[Start Excerpted records]
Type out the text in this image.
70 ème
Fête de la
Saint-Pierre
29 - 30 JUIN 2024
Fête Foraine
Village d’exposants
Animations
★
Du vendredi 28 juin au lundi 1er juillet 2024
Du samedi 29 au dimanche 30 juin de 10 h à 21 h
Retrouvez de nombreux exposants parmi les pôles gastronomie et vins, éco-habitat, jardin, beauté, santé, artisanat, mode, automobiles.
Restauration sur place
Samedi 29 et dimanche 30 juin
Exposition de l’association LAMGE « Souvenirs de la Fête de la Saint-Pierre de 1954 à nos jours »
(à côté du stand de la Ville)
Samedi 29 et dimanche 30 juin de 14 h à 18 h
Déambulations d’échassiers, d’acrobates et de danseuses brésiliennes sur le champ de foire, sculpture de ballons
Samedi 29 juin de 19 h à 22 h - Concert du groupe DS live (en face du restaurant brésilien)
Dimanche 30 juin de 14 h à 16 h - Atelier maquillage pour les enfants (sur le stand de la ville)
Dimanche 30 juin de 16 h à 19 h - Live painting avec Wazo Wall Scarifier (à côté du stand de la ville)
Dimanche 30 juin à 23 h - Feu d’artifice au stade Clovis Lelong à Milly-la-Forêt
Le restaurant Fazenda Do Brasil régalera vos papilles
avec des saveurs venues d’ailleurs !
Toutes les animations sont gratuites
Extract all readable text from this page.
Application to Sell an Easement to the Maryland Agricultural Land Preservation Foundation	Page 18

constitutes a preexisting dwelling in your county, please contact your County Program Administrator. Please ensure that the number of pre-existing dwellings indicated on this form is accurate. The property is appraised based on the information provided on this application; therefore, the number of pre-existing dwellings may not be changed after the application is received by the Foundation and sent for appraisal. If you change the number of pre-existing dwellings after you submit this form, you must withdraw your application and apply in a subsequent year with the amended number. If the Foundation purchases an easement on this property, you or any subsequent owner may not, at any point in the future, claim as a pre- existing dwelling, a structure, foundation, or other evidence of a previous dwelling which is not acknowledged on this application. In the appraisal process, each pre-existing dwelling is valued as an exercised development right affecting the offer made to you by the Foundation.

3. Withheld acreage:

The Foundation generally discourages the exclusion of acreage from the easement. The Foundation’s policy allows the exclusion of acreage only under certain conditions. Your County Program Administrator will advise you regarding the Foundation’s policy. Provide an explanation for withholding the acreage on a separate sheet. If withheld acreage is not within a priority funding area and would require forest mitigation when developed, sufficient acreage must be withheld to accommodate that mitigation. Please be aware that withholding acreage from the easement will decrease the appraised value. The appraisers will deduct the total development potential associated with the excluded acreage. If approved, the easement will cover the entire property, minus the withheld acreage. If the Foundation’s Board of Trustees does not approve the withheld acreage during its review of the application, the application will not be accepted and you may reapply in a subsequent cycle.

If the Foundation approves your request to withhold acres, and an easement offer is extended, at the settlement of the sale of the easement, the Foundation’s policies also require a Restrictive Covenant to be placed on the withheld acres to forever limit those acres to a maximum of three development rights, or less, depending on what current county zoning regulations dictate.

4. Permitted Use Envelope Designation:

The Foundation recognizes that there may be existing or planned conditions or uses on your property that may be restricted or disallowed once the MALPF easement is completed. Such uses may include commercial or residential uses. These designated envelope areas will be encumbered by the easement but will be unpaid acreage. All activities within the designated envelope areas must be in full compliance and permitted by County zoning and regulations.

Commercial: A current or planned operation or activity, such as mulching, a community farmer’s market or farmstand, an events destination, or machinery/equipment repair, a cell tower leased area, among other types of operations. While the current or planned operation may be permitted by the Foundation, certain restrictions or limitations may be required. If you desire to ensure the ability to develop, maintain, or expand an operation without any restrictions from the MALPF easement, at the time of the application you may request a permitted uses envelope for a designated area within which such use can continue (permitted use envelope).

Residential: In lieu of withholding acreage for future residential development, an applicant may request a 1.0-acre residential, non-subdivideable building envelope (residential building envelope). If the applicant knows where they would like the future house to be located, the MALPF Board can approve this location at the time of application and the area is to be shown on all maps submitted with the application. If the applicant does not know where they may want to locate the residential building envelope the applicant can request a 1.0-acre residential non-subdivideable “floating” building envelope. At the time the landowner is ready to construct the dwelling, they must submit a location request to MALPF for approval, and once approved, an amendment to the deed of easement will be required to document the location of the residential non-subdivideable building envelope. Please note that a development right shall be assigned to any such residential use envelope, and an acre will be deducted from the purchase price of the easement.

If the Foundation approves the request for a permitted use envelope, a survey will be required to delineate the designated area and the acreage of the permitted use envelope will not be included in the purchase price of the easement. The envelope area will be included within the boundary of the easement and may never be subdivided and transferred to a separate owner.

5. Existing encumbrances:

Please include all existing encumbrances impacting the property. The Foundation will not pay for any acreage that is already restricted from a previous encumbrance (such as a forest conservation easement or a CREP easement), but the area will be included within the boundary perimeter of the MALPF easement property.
[End Excerpted records]
- _Problem to work on_
Only a number is expected here: the count of lines in the listing that hold the string "Pierre".

- _Result of the task_
2